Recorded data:

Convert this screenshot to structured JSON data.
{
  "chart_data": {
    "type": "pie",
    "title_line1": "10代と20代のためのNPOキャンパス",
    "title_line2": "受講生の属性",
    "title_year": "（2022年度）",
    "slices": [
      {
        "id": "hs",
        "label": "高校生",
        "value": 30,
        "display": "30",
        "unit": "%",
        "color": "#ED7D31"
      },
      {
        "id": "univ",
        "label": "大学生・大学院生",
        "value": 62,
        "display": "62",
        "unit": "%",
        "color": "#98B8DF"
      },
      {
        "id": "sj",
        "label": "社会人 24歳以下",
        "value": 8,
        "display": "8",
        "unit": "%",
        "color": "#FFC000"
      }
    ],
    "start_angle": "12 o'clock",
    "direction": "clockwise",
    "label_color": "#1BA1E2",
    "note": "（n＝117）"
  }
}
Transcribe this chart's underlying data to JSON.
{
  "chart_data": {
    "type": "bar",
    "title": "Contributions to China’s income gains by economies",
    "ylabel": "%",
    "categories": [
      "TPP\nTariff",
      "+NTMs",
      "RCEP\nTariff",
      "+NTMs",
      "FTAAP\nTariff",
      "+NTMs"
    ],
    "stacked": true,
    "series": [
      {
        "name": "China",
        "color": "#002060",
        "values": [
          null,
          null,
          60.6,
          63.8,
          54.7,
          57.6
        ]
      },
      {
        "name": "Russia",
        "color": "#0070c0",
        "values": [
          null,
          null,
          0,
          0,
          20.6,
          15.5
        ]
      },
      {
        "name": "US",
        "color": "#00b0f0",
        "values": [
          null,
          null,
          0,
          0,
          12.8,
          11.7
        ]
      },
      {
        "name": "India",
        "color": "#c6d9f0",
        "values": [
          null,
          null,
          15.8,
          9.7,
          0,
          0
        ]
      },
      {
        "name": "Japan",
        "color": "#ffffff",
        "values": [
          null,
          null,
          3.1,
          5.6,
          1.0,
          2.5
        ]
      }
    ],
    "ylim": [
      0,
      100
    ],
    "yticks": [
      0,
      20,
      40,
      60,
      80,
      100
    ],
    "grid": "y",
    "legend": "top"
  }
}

> _Your task_:
Extract, from the listing above, every line where the string "this" occurs.

> _Written solution_:
Convert this screenshot to structured JSON data.
Transcribe this chart's underlying data to JSON.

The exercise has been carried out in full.